start DATASET ROWS

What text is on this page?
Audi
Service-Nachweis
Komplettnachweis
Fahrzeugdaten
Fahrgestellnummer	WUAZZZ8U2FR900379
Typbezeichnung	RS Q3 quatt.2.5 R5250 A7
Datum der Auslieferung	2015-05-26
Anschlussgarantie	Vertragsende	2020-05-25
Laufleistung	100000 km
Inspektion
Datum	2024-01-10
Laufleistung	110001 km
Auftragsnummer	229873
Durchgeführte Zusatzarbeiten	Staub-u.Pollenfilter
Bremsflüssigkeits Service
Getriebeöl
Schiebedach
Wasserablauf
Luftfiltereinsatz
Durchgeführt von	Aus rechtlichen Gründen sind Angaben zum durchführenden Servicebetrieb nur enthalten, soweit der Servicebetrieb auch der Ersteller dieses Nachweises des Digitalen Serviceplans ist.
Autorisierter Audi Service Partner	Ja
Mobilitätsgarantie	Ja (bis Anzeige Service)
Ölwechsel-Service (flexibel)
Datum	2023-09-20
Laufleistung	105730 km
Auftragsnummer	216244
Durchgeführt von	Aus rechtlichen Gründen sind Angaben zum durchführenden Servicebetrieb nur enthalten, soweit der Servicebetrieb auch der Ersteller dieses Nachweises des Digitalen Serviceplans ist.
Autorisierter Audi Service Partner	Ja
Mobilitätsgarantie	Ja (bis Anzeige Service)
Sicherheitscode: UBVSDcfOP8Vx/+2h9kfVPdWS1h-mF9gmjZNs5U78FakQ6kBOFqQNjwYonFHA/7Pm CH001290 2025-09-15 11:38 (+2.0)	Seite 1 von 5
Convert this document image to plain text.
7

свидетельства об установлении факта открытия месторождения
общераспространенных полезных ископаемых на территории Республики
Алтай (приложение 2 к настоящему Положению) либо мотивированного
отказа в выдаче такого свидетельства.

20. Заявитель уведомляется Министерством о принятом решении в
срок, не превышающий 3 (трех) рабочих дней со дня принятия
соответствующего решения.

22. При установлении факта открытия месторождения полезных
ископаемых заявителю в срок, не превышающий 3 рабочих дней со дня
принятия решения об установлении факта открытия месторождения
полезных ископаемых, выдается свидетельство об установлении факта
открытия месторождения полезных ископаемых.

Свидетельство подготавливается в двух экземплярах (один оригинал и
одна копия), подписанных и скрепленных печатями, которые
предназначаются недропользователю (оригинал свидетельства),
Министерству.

end DATASET ROWS

### [DIRECTIVE]
In the listing, find every line containing the word "дней" and list it.

### [RESPONSE TO THE EXERCISE]
срок, не превышающий 3 (трех) рабочих дней со дня принятия
ископаемых заявителю в срок, не превышающий 3 рабочих дней со дня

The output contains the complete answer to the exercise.